Dataset entries>
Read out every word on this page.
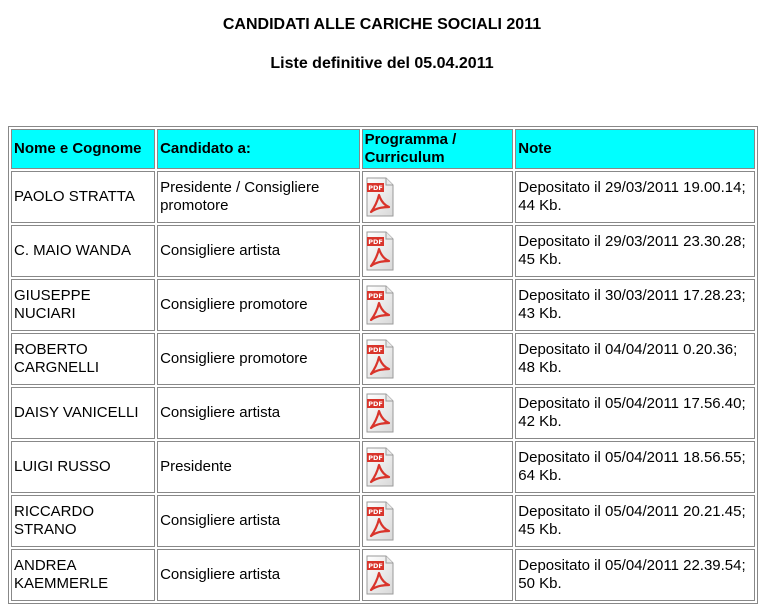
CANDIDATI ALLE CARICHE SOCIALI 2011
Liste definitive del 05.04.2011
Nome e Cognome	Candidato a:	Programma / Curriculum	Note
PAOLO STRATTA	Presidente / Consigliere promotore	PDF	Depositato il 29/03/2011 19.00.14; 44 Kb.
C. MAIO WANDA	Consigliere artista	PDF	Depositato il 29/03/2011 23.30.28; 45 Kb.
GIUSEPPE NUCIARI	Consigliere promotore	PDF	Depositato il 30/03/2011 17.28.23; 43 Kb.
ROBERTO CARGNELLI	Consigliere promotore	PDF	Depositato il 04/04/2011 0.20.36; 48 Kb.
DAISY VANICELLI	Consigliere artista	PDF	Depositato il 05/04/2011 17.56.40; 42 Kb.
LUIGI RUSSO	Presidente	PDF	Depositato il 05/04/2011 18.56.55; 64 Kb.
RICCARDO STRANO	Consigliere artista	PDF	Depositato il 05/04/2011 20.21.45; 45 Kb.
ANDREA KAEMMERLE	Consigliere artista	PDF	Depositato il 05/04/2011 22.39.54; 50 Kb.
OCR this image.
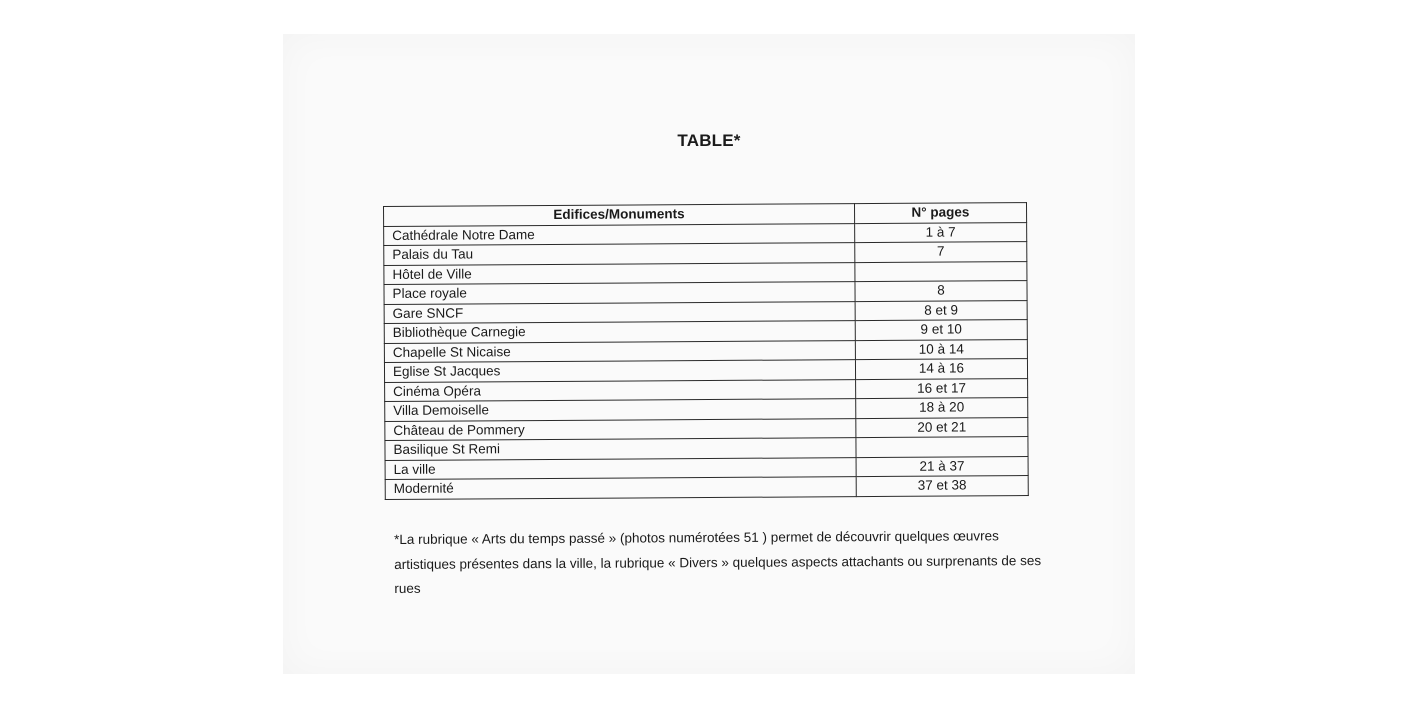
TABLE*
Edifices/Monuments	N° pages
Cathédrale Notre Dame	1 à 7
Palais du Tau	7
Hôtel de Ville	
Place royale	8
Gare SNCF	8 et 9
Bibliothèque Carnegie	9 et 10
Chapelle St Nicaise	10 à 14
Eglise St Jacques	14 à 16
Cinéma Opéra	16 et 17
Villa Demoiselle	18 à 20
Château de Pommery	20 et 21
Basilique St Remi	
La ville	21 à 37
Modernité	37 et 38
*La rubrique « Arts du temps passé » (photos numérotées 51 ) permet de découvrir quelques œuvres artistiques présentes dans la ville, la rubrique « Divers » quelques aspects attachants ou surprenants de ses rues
--
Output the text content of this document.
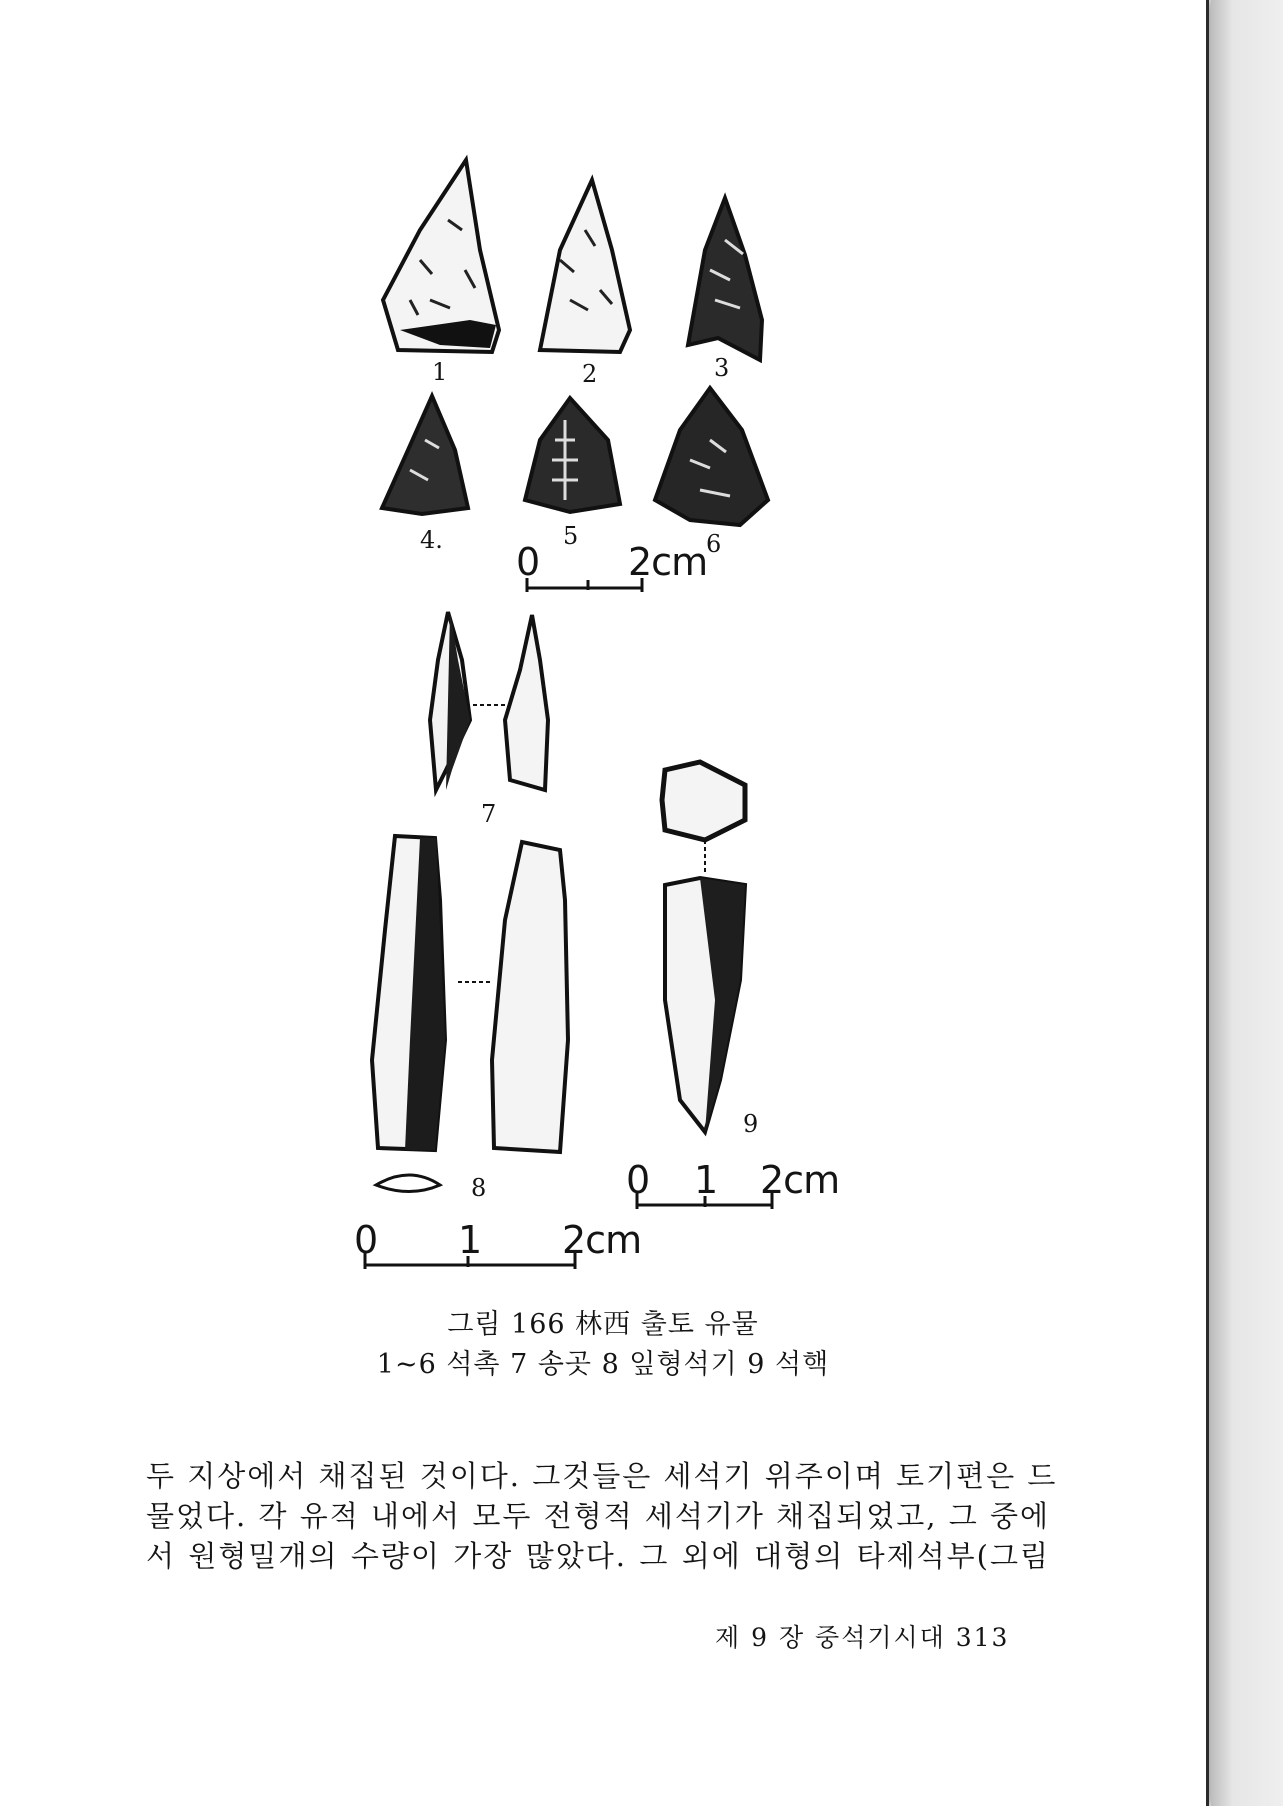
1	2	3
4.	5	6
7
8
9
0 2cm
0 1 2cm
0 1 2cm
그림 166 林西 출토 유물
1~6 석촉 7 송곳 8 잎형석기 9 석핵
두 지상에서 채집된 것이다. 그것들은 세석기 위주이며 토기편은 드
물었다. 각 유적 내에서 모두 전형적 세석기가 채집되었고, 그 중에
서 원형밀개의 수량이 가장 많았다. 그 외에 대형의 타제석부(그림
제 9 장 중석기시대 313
---
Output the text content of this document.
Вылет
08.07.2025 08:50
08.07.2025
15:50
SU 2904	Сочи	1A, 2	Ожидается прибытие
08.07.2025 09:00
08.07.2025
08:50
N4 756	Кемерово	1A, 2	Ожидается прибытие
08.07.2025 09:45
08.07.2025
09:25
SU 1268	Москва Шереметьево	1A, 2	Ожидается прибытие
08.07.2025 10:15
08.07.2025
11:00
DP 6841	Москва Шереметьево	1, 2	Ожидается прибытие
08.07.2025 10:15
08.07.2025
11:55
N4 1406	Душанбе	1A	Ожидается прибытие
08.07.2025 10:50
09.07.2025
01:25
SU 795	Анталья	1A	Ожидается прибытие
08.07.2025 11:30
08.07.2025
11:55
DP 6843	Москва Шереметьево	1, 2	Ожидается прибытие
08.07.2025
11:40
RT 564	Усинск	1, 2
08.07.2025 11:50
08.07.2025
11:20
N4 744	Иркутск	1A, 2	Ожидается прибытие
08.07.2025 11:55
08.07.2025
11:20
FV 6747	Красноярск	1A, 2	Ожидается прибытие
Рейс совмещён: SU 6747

STATED PROBLEM> Pick out all lines containing the string "Москва".

TASK SOLUTION>
SU 1268	Москва Шереметьево	1A, 2	Ожидается прибытие
DP 6841	Москва Шереметьево	1, 2	Ожидается прибытие
DP 6843	Москва Шереметьево	1, 2	Ожидается прибытие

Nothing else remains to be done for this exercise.